#### Task directions
Rewrite the data below, substituting "booking-cell" for every occurrence of "slot-cell" and changing nothing else.

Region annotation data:
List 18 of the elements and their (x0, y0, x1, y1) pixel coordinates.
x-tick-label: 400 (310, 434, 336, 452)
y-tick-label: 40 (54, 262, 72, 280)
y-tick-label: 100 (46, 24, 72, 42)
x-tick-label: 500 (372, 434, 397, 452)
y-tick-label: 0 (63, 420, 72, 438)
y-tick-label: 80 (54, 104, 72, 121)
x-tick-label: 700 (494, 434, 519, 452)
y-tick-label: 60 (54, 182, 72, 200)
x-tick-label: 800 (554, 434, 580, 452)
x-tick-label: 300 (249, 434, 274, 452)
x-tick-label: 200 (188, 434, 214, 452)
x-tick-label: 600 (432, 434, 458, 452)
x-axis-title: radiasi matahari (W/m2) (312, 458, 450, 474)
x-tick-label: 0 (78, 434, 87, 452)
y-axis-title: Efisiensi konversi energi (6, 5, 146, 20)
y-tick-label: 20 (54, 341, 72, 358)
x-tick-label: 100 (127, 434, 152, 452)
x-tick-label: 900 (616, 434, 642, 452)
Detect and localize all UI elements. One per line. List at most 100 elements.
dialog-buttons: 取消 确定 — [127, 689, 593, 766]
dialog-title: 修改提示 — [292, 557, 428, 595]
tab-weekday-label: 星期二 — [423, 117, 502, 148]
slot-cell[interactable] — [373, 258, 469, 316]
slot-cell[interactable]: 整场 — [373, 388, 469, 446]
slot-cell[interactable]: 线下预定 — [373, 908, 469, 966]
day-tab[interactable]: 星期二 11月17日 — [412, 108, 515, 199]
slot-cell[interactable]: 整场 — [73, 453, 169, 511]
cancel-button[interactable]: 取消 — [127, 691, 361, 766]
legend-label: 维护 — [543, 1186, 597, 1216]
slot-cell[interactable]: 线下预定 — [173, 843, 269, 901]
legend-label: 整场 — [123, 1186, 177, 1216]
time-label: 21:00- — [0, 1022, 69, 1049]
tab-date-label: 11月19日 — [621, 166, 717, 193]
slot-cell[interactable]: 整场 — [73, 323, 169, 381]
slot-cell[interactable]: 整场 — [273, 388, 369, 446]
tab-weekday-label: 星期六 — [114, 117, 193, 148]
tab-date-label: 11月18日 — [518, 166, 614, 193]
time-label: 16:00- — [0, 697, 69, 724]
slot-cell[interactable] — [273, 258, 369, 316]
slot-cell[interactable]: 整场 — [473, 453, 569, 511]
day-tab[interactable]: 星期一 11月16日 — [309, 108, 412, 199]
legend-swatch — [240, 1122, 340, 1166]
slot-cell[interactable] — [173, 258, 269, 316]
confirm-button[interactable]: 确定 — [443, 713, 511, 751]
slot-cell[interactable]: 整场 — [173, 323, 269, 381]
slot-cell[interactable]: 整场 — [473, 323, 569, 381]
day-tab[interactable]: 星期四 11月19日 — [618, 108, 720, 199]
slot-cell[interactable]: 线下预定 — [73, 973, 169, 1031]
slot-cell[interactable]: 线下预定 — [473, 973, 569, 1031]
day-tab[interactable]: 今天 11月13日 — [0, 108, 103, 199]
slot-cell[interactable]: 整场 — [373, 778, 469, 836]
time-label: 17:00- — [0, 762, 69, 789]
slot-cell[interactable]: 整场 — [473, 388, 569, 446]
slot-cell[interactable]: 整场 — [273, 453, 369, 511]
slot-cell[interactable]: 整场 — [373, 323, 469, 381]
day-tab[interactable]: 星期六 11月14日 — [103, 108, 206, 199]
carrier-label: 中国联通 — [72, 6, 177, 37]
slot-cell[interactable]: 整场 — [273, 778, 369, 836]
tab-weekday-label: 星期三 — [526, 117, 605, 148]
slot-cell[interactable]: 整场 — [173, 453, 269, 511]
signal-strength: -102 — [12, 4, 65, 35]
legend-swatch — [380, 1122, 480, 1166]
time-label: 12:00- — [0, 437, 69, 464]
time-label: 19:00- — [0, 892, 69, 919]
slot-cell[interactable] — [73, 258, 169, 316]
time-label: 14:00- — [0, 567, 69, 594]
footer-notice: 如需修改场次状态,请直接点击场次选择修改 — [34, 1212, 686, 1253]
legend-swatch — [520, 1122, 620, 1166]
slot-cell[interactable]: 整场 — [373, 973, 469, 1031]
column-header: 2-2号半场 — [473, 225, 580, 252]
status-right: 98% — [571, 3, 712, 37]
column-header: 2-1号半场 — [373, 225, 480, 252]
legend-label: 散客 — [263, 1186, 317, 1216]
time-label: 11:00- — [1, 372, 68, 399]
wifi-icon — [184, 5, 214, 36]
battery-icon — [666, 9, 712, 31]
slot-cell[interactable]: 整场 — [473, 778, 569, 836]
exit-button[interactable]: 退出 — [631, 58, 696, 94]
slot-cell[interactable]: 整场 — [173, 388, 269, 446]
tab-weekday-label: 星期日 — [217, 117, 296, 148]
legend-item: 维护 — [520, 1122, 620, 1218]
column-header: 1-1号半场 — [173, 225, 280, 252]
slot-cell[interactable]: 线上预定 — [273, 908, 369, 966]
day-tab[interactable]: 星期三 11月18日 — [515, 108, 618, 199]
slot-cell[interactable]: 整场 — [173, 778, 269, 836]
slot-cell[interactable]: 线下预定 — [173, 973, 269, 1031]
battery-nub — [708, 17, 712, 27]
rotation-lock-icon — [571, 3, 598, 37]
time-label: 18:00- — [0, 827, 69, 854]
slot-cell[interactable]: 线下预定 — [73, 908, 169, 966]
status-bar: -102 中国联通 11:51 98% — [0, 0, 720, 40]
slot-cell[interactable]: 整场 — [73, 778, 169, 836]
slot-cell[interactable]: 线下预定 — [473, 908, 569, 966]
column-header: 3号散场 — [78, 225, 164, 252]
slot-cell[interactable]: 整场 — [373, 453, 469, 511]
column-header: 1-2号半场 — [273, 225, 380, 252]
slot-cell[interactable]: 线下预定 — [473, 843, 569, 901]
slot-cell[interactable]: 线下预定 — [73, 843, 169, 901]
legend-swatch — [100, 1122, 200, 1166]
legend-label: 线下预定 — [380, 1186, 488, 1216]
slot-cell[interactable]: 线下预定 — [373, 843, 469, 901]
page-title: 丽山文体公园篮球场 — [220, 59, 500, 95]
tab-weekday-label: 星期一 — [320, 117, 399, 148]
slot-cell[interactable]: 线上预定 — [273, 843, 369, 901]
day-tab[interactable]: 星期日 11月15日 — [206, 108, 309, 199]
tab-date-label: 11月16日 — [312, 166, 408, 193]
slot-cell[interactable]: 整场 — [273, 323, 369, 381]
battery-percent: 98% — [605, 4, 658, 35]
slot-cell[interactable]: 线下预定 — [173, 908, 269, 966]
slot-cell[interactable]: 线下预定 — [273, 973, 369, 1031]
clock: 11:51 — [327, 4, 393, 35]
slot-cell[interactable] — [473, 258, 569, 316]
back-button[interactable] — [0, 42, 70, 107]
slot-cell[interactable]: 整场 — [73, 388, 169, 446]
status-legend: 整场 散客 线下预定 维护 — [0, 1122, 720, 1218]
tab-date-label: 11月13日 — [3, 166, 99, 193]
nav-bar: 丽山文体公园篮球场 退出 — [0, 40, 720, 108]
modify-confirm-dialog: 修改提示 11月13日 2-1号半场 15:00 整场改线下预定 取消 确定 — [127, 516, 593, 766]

#### Result
List 18 of the elements and their (x0, y0, x1, y1) pixel coordinates.
x-tick-label: 400 (310, 434, 336, 452)
y-tick-label: 40 (54, 262, 72, 280)
y-tick-label: 100 (46, 24, 72, 42)
x-tick-label: 500 (372, 434, 397, 452)
y-tick-label: 0 (63, 420, 72, 438)
y-tick-label: 80 (54, 104, 72, 121)
x-tick-label: 700 (494, 434, 519, 452)
y-tick-label: 60 (54, 182, 72, 200)
x-tick-label: 800 (554, 434, 580, 452)
x-tick-label: 300 (249, 434, 274, 452)
x-tick-label: 200 (188, 434, 214, 452)
x-tick-label: 600 (432, 434, 458, 452)
x-axis-title: radiasi matahari (W/m2) (312, 458, 450, 474)
x-tick-label: 0 (78, 434, 87, 452)
y-axis-title: Efisiensi konversi energi (6, 5, 146, 20)
y-tick-label: 20 (54, 341, 72, 358)
x-tick-label: 100 (127, 434, 152, 452)
x-tick-label: 900 (616, 434, 642, 452)
Detect and localize all UI elements. One per line. List at most 100 elements.
dialog-buttons: 取消 确定 — [127, 689, 593, 766]
dialog-title: 修改提示 — [292, 557, 428, 595]
tab-weekday-label: 星期二 — [423, 117, 502, 148]
booking-cell[interactable] — [373, 258, 469, 316]
booking-cell[interactable]: 整场 — [373, 388, 469, 446]
booking-cell[interactable]: 线下预定 — [373, 908, 469, 966]
day-tab[interactable]: 星期二 11月17日 — [412, 108, 515, 199]
booking-cell[interactable]: 整场 — [73, 453, 169, 511]
cancel-button[interactable]: 取消 — [127, 691, 361, 766]
legend-label: 维护 — [543, 1186, 597, 1216]
booking-cell[interactable]: 线下预定 — [173, 843, 269, 901]
legend-label: 整场 — [123, 1186, 177, 1216]
time-label: 21:00- — [0, 1022, 69, 1049]
tab-date-label: 11月19日 — [621, 166, 717, 193]
booking-cell[interactable]: 整场 — [73, 323, 169, 381]
booking-cell[interactable]: 整场 — [273, 388, 369, 446]
tab-weekday-label: 星期六 — [114, 117, 193, 148]
tab-date-label: 11月18日 — [518, 166, 614, 193]
time-label: 16:00- — [0, 697, 69, 724]
booking-cell[interactable] — [273, 258, 369, 316]
booking-cell[interactable]: 整场 — [473, 453, 569, 511]
day-tab[interactable]: 星期一 11月16日 — [309, 108, 412, 199]
legend-swatch — [240, 1122, 340, 1166]
booking-cell[interactable] — [173, 258, 269, 316]
confirm-button[interactable]: 确定 — [443, 713, 511, 751]
booking-cell[interactable]: 整场 — [173, 323, 269, 381]
booking-cell[interactable]: 整场 — [473, 323, 569, 381]
day-tab[interactable]: 星期四 11月19日 — [618, 108, 720, 199]
booking-cell[interactable]: 线下预定 — [73, 973, 169, 1031]
booking-cell[interactable]: 线下预定 — [473, 973, 569, 1031]
day-tab[interactable]: 今天 11月13日 — [0, 108, 103, 199]
booking-cell[interactable]: 整场 — [373, 778, 469, 836]
time-label: 17:00- — [0, 762, 69, 789]
booking-cell[interactable]: 整场 — [473, 388, 569, 446]
booking-cell[interactable]: 整场 — [273, 453, 369, 511]
booking-cell[interactable]: 整场 — [373, 323, 469, 381]
day-tab[interactable]: 星期六 11月14日 — [103, 108, 206, 199]
carrier-label: 中国联通 — [72, 6, 177, 37]
booking-cell[interactable]: 整场 — [273, 778, 369, 836]
tab-weekday-label: 星期三 — [526, 117, 605, 148]
booking-cell[interactable]: 整场 — [173, 453, 269, 511]
signal-strength: -102 — [12, 4, 65, 35]
legend-swatch — [380, 1122, 480, 1166]
time-label: 12:00- — [0, 437, 69, 464]
time-label: 19:00- — [0, 892, 69, 919]
booking-cell[interactable] — [73, 258, 169, 316]
time-label: 14:00- — [0, 567, 69, 594]
footer-notice: 如需修改场次状态,请直接点击场次选择修改 — [34, 1212, 686, 1253]
legend-swatch — [520, 1122, 620, 1166]
booking-cell[interactable]: 整场 — [373, 973, 469, 1031]
column-header: 2-2号半场 — [473, 225, 580, 252]
status-right: 98% — [571, 3, 712, 37]
column-header: 2-1号半场 — [373, 225, 480, 252]
legend-label: 散客 — [263, 1186, 317, 1216]
time-label: 11:00- — [1, 372, 68, 399]
wifi-icon — [184, 5, 214, 36]
battery-icon — [666, 9, 712, 31]
booking-cell[interactable]: 整场 — [473, 778, 569, 836]
exit-button[interactable]: 退出 — [631, 58, 696, 94]
booking-cell[interactable]: 整场 — [173, 388, 269, 446]
tab-weekday-label: 星期日 — [217, 117, 296, 148]
legend-item: 维护 — [520, 1122, 620, 1218]
column-header: 1-1号半场 — [173, 225, 280, 252]
booking-cell[interactable]: 线上预定 — [273, 908, 369, 966]
day-tab[interactable]: 星期三 11月18日 — [515, 108, 618, 199]
booking-cell[interactable]: 整场 — [173, 778, 269, 836]
booking-cell[interactable]: 线下预定 — [173, 973, 269, 1031]
battery-nub — [708, 17, 712, 27]
rotation-lock-icon — [571, 3, 598, 37]
time-label: 18:00- — [0, 827, 69, 854]
booking-cell[interactable]: 线下预定 — [73, 908, 169, 966]
status-bar: -102 中国联通 11:51 98% — [0, 0, 720, 40]
booking-cell[interactable]: 整场 — [73, 778, 169, 836]
booking-cell[interactable]: 线下预定 — [473, 908, 569, 966]
column-header: 3号散场 — [78, 225, 164, 252]
booking-cell[interactable]: 整场 — [373, 453, 469, 511]
column-header: 1-2号半场 — [273, 225, 380, 252]
booking-cell[interactable]: 线下预定 — [473, 843, 569, 901]
booking-cell[interactable]: 线下预定 — [73, 843, 169, 901]
legend-swatch — [100, 1122, 200, 1166]
legend-label: 线下预定 — [380, 1186, 488, 1216]
booking-cell[interactable]: 线下预定 — [373, 843, 469, 901]
page-title: 丽山文体公园篮球场 — [220, 59, 500, 95]
tab-weekday-label: 星期一 — [320, 117, 399, 148]
booking-cell[interactable]: 线上预定 — [273, 843, 369, 901]
day-tab[interactable]: 星期日 11月15日 — [206, 108, 309, 199]
tab-date-label: 11月16日 — [312, 166, 408, 193]
booking-cell[interactable]: 整场 — [273, 323, 369, 381]
battery-percent: 98% — [605, 4, 658, 35]
booking-cell[interactable]: 线下预定 — [173, 908, 269, 966]
booking-cell[interactable]: 线下预定 — [273, 973, 369, 1031]
clock: 11:51 — [327, 4, 393, 35]
booking-cell[interactable] — [473, 258, 569, 316]
back-button[interactable] — [0, 42, 70, 107]
booking-cell[interactable]: 整场 — [73, 388, 169, 446]
status-legend: 整场 散客 线下预定 维护 — [0, 1122, 720, 1218]
tab-date-label: 11月13日 — [3, 166, 99, 193]
nav-bar: 丽山文体公园篮球场 退出 — [0, 40, 720, 108]
modify-confirm-dialog: 修改提示 11月13日 2-1号半场 15:00 整场改线下预定 取消 确定 — [127, 516, 593, 766]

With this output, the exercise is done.